**Records excerpted from a collection**
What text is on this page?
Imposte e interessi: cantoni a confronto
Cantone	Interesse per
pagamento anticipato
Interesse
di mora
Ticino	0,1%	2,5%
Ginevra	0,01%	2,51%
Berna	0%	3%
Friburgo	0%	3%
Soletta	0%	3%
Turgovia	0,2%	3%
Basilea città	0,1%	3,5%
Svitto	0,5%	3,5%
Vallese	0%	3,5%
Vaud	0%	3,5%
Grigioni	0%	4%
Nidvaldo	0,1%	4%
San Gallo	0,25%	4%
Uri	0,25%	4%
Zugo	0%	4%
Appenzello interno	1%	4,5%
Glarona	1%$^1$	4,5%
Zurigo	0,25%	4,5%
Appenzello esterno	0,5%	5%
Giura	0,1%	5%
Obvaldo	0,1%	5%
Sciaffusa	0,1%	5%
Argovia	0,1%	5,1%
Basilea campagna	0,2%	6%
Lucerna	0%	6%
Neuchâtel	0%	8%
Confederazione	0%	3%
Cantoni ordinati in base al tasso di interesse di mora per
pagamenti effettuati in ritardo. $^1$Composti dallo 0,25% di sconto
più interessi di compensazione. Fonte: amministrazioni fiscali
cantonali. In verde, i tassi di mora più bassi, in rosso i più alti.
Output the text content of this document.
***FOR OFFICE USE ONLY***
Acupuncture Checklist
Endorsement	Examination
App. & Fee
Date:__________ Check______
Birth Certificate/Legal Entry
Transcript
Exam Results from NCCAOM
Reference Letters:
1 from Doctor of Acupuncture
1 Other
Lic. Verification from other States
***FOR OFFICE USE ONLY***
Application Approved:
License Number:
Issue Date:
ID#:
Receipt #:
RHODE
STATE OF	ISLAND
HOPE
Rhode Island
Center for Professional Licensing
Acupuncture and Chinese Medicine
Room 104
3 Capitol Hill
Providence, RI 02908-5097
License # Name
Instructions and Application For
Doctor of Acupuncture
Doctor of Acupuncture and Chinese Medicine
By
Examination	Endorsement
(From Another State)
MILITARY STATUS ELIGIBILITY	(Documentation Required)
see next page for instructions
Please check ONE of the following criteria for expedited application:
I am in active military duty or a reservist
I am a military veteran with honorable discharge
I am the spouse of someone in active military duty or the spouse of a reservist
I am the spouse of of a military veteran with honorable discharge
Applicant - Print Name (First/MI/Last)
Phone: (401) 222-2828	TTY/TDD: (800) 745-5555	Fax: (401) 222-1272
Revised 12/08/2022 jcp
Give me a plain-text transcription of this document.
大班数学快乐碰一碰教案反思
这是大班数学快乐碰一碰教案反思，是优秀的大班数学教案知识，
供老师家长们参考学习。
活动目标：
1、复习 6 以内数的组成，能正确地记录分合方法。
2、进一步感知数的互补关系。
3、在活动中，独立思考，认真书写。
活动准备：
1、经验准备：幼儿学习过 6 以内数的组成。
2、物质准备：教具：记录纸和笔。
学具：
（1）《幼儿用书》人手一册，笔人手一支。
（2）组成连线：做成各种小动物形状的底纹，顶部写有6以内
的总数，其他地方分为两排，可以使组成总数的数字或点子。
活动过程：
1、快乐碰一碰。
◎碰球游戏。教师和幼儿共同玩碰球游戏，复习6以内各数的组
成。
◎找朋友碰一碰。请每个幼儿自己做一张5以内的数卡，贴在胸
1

---

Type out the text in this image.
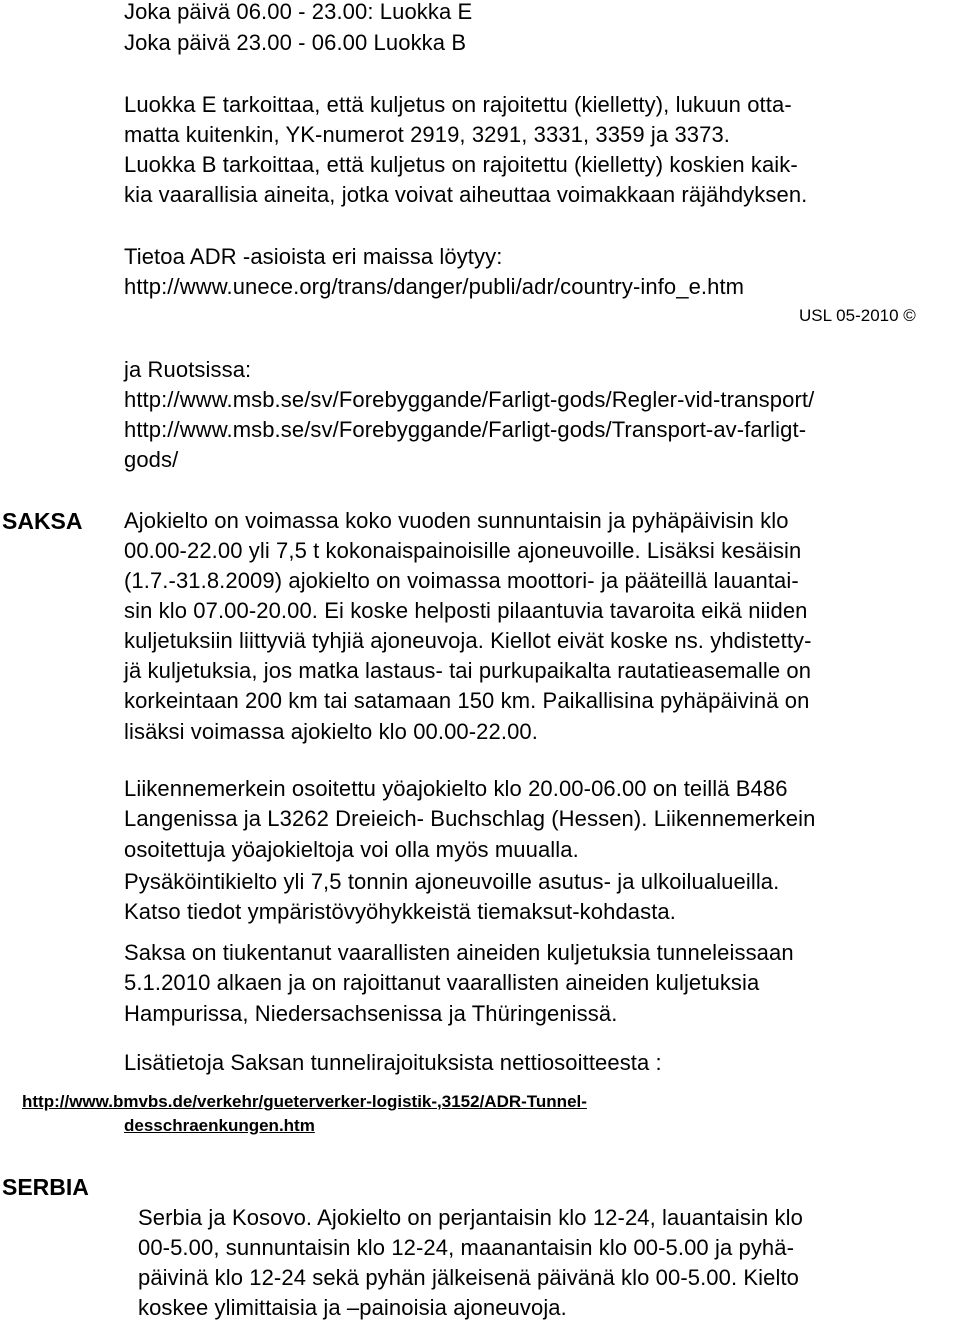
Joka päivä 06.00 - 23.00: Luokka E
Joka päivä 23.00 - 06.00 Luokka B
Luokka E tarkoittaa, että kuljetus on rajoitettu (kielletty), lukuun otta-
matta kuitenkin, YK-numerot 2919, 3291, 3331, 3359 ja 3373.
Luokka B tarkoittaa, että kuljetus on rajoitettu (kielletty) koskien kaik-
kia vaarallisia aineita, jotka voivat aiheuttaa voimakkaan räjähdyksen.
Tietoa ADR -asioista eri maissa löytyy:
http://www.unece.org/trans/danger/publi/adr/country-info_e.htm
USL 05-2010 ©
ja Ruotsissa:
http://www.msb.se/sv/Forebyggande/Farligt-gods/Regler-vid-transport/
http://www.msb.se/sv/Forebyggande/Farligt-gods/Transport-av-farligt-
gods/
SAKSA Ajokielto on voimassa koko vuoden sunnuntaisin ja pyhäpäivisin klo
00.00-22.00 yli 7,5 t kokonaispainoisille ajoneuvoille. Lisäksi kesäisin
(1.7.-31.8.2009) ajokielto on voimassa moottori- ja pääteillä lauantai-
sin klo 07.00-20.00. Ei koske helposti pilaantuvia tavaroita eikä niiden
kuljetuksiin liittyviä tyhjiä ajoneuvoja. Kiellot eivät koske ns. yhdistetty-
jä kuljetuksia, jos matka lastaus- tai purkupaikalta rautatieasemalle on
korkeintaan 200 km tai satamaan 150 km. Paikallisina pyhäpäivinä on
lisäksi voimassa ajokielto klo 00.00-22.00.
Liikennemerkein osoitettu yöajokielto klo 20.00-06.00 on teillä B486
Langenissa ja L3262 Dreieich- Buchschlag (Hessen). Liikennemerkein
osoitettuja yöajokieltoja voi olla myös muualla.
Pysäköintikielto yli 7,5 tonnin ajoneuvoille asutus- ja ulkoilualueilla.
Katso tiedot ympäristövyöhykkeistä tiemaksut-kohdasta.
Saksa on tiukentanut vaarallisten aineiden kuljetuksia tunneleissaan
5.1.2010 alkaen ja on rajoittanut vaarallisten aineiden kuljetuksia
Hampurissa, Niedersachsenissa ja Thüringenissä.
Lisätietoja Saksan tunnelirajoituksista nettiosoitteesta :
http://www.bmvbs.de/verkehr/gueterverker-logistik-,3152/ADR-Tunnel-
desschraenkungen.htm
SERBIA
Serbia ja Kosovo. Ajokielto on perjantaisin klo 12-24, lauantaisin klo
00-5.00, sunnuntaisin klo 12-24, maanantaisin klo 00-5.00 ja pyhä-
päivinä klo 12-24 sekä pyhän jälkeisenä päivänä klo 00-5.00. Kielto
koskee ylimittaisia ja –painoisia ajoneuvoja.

**Exercise aim**
Show every line where the string "gods" appears.

**Answer to this exercise**
http://www.msb.se/sv/Forebyggande/Farligt-gods/Regler-vid-transport/
http://www.msb.se/sv/Forebyggande/Farligt-gods/Transport-av-farligt-
gods/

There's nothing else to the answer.